Given task: Report back each line of the records that contains the string "Магистральная".
------------------------------
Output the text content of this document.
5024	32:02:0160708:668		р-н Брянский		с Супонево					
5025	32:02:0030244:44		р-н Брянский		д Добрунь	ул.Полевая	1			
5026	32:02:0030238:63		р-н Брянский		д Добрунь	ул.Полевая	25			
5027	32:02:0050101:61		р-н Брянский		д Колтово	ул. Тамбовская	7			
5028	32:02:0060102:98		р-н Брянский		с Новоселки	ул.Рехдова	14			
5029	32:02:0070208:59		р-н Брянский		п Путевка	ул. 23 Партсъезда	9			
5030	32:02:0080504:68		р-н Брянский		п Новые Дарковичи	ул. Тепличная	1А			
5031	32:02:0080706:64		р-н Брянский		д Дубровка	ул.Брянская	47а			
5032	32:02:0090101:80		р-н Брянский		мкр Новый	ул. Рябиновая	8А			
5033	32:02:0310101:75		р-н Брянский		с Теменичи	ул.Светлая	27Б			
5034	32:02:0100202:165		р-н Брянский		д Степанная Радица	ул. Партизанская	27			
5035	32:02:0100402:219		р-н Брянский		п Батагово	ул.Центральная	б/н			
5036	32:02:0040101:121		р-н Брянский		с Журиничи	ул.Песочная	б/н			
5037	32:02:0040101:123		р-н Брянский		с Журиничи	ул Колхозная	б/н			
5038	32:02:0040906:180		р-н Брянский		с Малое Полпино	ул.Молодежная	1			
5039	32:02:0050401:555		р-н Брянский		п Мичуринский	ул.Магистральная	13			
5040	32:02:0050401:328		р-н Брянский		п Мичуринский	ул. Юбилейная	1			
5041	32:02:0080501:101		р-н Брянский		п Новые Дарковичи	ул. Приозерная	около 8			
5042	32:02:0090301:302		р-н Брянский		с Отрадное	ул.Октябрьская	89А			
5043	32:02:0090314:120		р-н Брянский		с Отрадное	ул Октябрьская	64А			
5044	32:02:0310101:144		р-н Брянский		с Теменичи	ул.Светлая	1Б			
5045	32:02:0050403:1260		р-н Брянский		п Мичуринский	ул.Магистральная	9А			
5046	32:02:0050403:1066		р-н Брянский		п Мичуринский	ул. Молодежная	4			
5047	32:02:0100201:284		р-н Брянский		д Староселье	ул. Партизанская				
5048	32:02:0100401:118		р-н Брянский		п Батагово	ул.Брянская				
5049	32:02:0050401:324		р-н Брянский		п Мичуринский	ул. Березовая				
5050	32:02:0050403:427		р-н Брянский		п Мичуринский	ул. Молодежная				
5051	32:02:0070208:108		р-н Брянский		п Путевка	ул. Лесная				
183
------------------------------
Written answer:
5039	32:02:0050401:555		р-н Брянский		п Мичуринский	ул.Магистральная	13			
5045	32:02:0050403:1260		р-н Брянский		п Мичуринский	ул.Магистральная	9А			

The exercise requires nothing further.